*STATED GOAL*
Select lines where the word "right" appears.

Start of GIVEN ENTRIES

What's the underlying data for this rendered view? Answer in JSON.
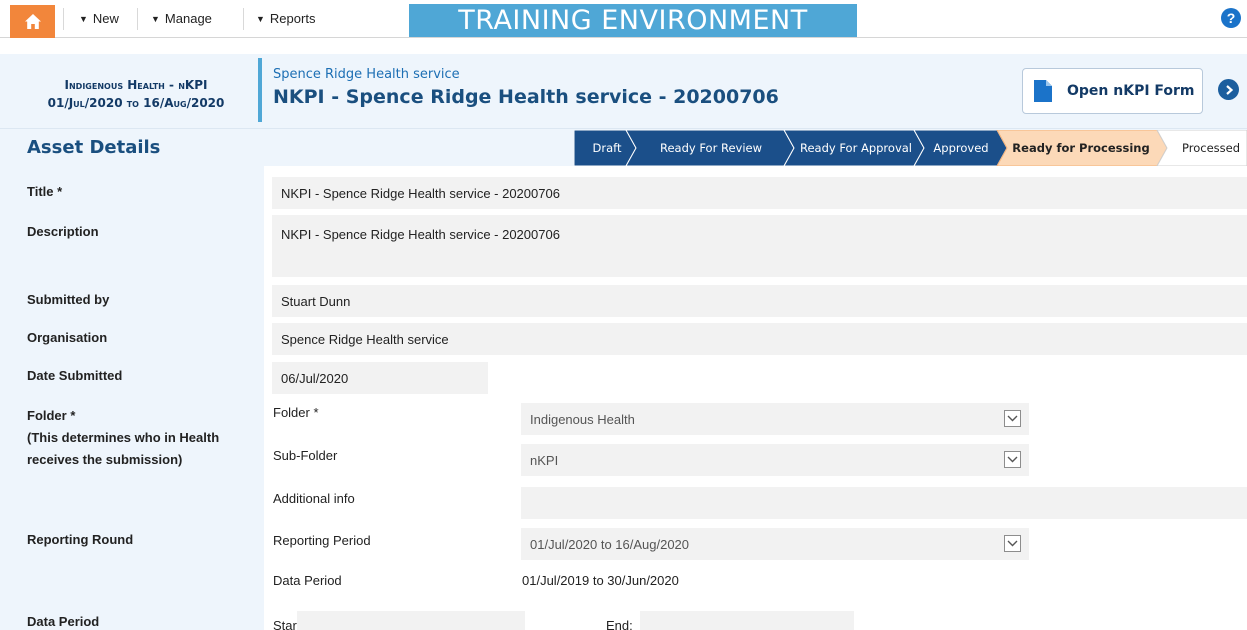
{
  "nav": {
    "home_icon": "home-icon",
    "new_label": "New",
    "manage_label": "Manage",
    "reports_label": "Reports",
    "environment_banner": "TRAINING ENVIRONMENT",
    "help_icon": "question-icon"
  },
  "header": {
    "collection_line1": "Indigenous Health - nKPI",
    "collection_line2": "01/Jul/2020 to 16/Aug/2020",
    "organisation_link": "Spence Ridge Health service",
    "asset_title": "NKPI - Spence Ridge Health service - 20200706",
    "open_form_label": "Open nKPI Form"
  },
  "section": {
    "title": "Asset Details"
  },
  "workflow": {
    "steps": [
      "Draft",
      "Ready For Review",
      "Ready For Approval",
      "Approved",
      "Ready for Processing",
      "Processed"
    ],
    "current": "Ready for Processing"
  },
  "labels": {
    "title": "Title *",
    "description": "Description",
    "submitted_by": "Submitted by",
    "organisation": "Organisation",
    "date_submitted": "Date Submitted",
    "folder": "Folder *",
    "folder_note_1": "(This determines who in Health",
    "folder_note_2": "receives the submission)",
    "reporting_round": "Reporting Round",
    "data_period": "Data Period"
  },
  "fields": {
    "title": "NKPI - Spence Ridge Health service - 20200706",
    "description": "NKPI - Spence Ridge Health service - 20200706",
    "submitted_by": "Stuart Dunn",
    "organisation": "Spence Ridge Health service",
    "date_submitted": "06/Jul/2020"
  },
  "folder": {
    "folder_label": "Folder *",
    "folder_value": "Indigenous Health",
    "subfolder_label": "Sub-Folder",
    "subfolder_value": "nKPI",
    "additional_label": "Additional info",
    "additional_value": ""
  },
  "reporting": {
    "period_label": "Reporting Period",
    "period_value": "01/Jul/2020 to 16/Aug/2020",
    "data_period_label": "Data Period",
    "data_period_value": "01/Jul/2019 to 30/Jun/2020"
  },
  "data_period": {
    "start_label": "Start:",
    "end_label": "End:"
  },
  "colors": {
    "home": "#f2863b",
    "banner": "#4fa7d6",
    "workflow_done": "#1b4f8a",
    "workflow_current": "#fcd9b8",
    "panel": "#eef5fc"
  }
}
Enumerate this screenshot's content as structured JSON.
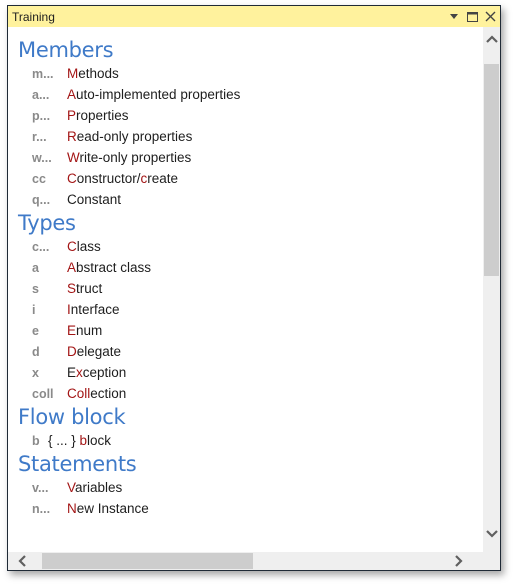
{
  "window": {
    "title": "Training",
    "controls": {
      "dropdown": "dropdown-icon",
      "maximize": "maximize-icon",
      "close": "close-icon"
    }
  },
  "sections": [
    {
      "heading": "Members",
      "items": [
        {
          "abbr": "m...",
          "parts": [
            {
              "t": "M",
              "h": true
            },
            {
              "t": "ethods",
              "h": false
            }
          ]
        },
        {
          "abbr": "a...",
          "parts": [
            {
              "t": "A",
              "h": true
            },
            {
              "t": "uto-implemented properties",
              "h": false
            }
          ]
        },
        {
          "abbr": "p...",
          "parts": [
            {
              "t": "P",
              "h": true
            },
            {
              "t": "roperties",
              "h": false
            }
          ]
        },
        {
          "abbr": "r...",
          "parts": [
            {
              "t": "R",
              "h": true
            },
            {
              "t": "ead-only properties",
              "h": false
            }
          ]
        },
        {
          "abbr": "w...",
          "parts": [
            {
              "t": "W",
              "h": true
            },
            {
              "t": "rite-only properties",
              "h": false
            }
          ]
        },
        {
          "abbr": "cc",
          "parts": [
            {
              "t": "C",
              "h": true
            },
            {
              "t": "onstructor/",
              "h": false
            },
            {
              "t": "c",
              "h": true
            },
            {
              "t": "reate",
              "h": false
            }
          ]
        },
        {
          "abbr": "q...",
          "parts": [
            {
              "t": "Constant",
              "h": false
            }
          ]
        }
      ]
    },
    {
      "heading": "Types",
      "items": [
        {
          "abbr": "c...",
          "parts": [
            {
              "t": "C",
              "h": true
            },
            {
              "t": "lass",
              "h": false
            }
          ]
        },
        {
          "abbr": "a",
          "parts": [
            {
              "t": "A",
              "h": true
            },
            {
              "t": "bstract class",
              "h": false
            }
          ]
        },
        {
          "abbr": "s",
          "parts": [
            {
              "t": "S",
              "h": true
            },
            {
              "t": "truct",
              "h": false
            }
          ]
        },
        {
          "abbr": "i",
          "parts": [
            {
              "t": "I",
              "h": true
            },
            {
              "t": "nterface",
              "h": false
            }
          ]
        },
        {
          "abbr": "e",
          "parts": [
            {
              "t": "E",
              "h": true
            },
            {
              "t": "num",
              "h": false
            }
          ]
        },
        {
          "abbr": "d",
          "parts": [
            {
              "t": "D",
              "h": true
            },
            {
              "t": "elegate",
              "h": false
            }
          ]
        },
        {
          "abbr": "x",
          "parts": [
            {
              "t": "E",
              "h": false
            },
            {
              "t": "x",
              "h": true
            },
            {
              "t": "ception",
              "h": false
            }
          ]
        },
        {
          "abbr": "coll",
          "parts": [
            {
              "t": "Coll",
              "h": true
            },
            {
              "t": "ection",
              "h": false
            }
          ]
        }
      ]
    },
    {
      "heading": "Flow block",
      "flow": true,
      "items": [
        {
          "abbr": "b",
          "parts": [
            {
              "t": "{ ... } ",
              "h": false
            },
            {
              "t": "b",
              "h": true
            },
            {
              "t": "lock",
              "h": false
            }
          ]
        }
      ]
    },
    {
      "heading": "Statements",
      "items": [
        {
          "abbr": "v...",
          "parts": [
            {
              "t": "V",
              "h": true
            },
            {
              "t": "ariables",
              "h": false
            }
          ]
        },
        {
          "abbr": "n...",
          "parts": [
            {
              "t": "N",
              "h": true
            },
            {
              "t": "ew Instance",
              "h": false
            }
          ]
        }
      ]
    }
  ],
  "scrollbars": {
    "vertical": {
      "up_icon": "chevron-up-icon",
      "down_icon": "chevron-down-icon",
      "position_fraction": 0.0,
      "visible_fraction": 0.44
    },
    "horizontal": {
      "left_icon": "chevron-left-icon",
      "right_icon": "chevron-right-icon",
      "position_fraction": 0.0,
      "visible_fraction": 0.5
    }
  },
  "colors": {
    "titlebar": "#fff29d",
    "heading": "#3f7ac8",
    "abbr": "#8a8a8a",
    "highlight": "#a31515",
    "text": "#1e1e1e"
  }
}
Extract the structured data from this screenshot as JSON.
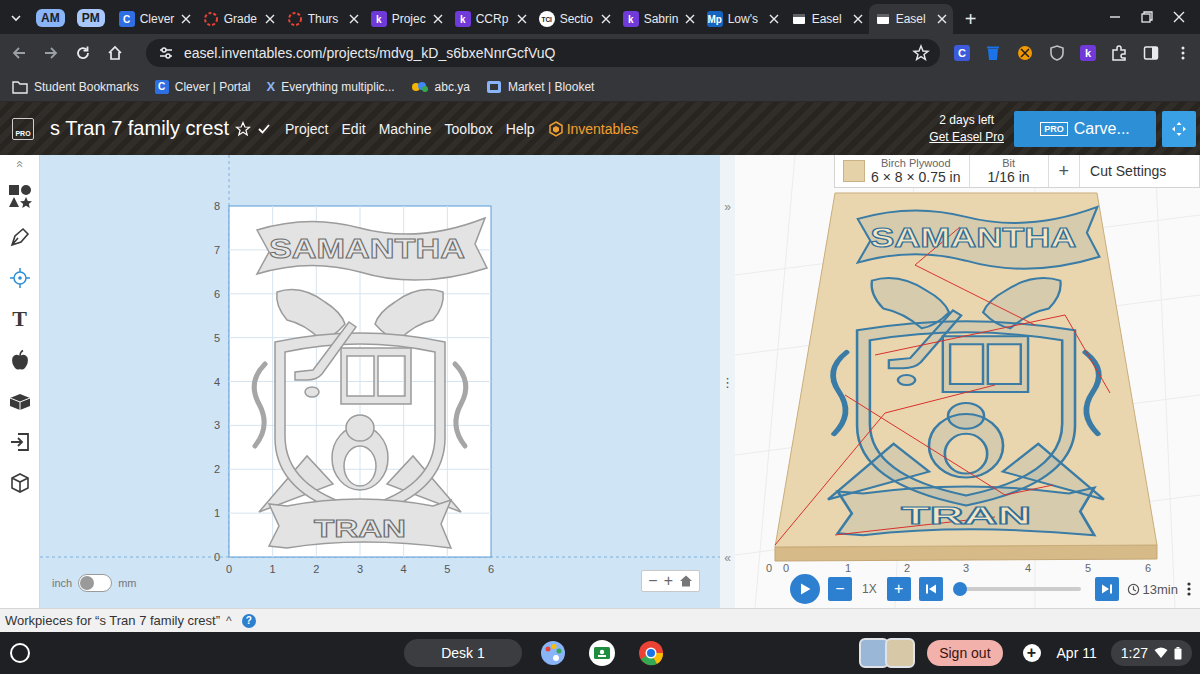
{
  "browser": {
    "tab_groups": [
      {
        "label": "AM",
        "color": "#8ab4f8"
      },
      {
        "label": "PM",
        "color": "#a8c7fa"
      }
    ],
    "tabs": [
      {
        "label": "Clever",
        "kind": "letter",
        "favicon": "C",
        "color": "#2f6fe4",
        "selected": false
      },
      {
        "label": "Grade",
        "kind": "ring",
        "color": "#ea4335",
        "selected": false
      },
      {
        "label": "Thurs",
        "kind": "ring",
        "color": "#ea4335",
        "selected": false
      },
      {
        "label": "Projec",
        "kind": "letter",
        "favicon": "k",
        "color": "#6f3ad8",
        "selected": false
      },
      {
        "label": "CCRp",
        "kind": "letter",
        "favicon": "k",
        "color": "#6f3ad8",
        "selected": false
      },
      {
        "label": "Sectio",
        "kind": "badge",
        "favicon": "TCI",
        "color": "#ffffff",
        "selected": false
      },
      {
        "label": "Sabrin",
        "kind": "letter",
        "favicon": "k",
        "color": "#6f3ad8",
        "selected": false
      },
      {
        "label": "Low's",
        "kind": "letter",
        "favicon": "Mp",
        "color": "#1565c0",
        "selected": false
      },
      {
        "label": "Easel",
        "kind": "page",
        "color": "#ffffff",
        "selected": false
      },
      {
        "label": "Easel",
        "kind": "page",
        "color": "#ffffff",
        "selected": true
      }
    ],
    "new_tab": "+",
    "url": "easel.inventables.com/projects/mdvg_kD_s6bxeNnrGcfVuQ",
    "extensions": [
      {
        "kind": "letter",
        "label": "C",
        "color": "#3b5bdb"
      },
      {
        "kind": "trash",
        "color": "#1a73e8"
      },
      {
        "kind": "dot",
        "color": "#f29900"
      },
      {
        "kind": "shield",
        "color": "#bdc1c6"
      },
      {
        "kind": "letter",
        "label": "k",
        "color": "#6f3ad8"
      },
      {
        "kind": "puzzle",
        "color": "#e8eaed"
      }
    ],
    "bookmarks": [
      {
        "label": "Student Bookmarks",
        "kind": "folder"
      },
      {
        "label": "Clever | Portal",
        "kind": "letter",
        "icon": "C"
      },
      {
        "label": "Everything multiplic...",
        "kind": "x",
        "icon": "X"
      },
      {
        "label": "abc.ya",
        "kind": "art"
      },
      {
        "label": "Market | Blooket",
        "kind": "box"
      }
    ]
  },
  "easel": {
    "logo": "PRO",
    "title": "s Tran 7 family crest",
    "starred": false,
    "saved": true,
    "menus": [
      "Project",
      "Edit",
      "Machine",
      "Toolbox",
      "Help"
    ],
    "brand": "Inventables",
    "trial": "2 days left",
    "upgrade": "Get Easel Pro",
    "carve_badge": "PRO",
    "carve": "Carve..."
  },
  "toolbar": {
    "collapse": "«",
    "tools": [
      {
        "kind": "shapes",
        "selected": false
      },
      {
        "kind": "pen",
        "selected": false
      },
      {
        "kind": "target",
        "selected": true
      },
      {
        "kind": "text",
        "label": "T",
        "selected": false
      },
      {
        "kind": "apple",
        "selected": false
      },
      {
        "kind": "blocks",
        "selected": false
      },
      {
        "kind": "import",
        "selected": false
      },
      {
        "kind": "cube",
        "selected": false
      }
    ]
  },
  "design": {
    "x_ticks": [
      "0",
      "1",
      "2",
      "3",
      "4",
      "5",
      "6"
    ],
    "y_ticks": [
      "0",
      "1",
      "2",
      "3",
      "4",
      "5",
      "6",
      "7",
      "8"
    ],
    "top_banner": "SAMANTHA",
    "bottom_banner": "TRAN"
  },
  "divider": {
    "expand": "»",
    "handle": "⋮",
    "collapse": "«"
  },
  "units": {
    "left": "inch",
    "right": "mm",
    "on": false
  },
  "zoom": {
    "out": "−",
    "in": "+"
  },
  "preview": {
    "material": {
      "name": "Birch Plywood",
      "size": "6 × 8 × 0.75 in"
    },
    "bit": {
      "label": "Bit",
      "value": "1/16 in"
    },
    "add": "+",
    "cut_settings": "Cut Settings",
    "corner": "0",
    "x_ticks": [
      "0",
      "1",
      "2",
      "3",
      "4",
      "5",
      "6"
    ]
  },
  "playback": {
    "playing": false,
    "minus": "−",
    "speed": "1X",
    "plus": "+",
    "level": 0.03,
    "time": "13min"
  },
  "workpieces": {
    "label": "Workpieces for “s Tran 7 family crest”",
    "toggle": "^",
    "help": "?"
  },
  "shelf": {
    "desk": "Desk 1",
    "apps": [
      {
        "kind": "palette"
      },
      {
        "kind": "classroom"
      },
      {
        "kind": "chrome"
      }
    ],
    "sign_out": "Sign out",
    "add": "+",
    "date": "Apr 11",
    "time": "1:27"
  }
}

End of GIVEN ENTRIES

*THE RESULT*
      "right_icon": "chevron-right-icon",
    "right": "mm",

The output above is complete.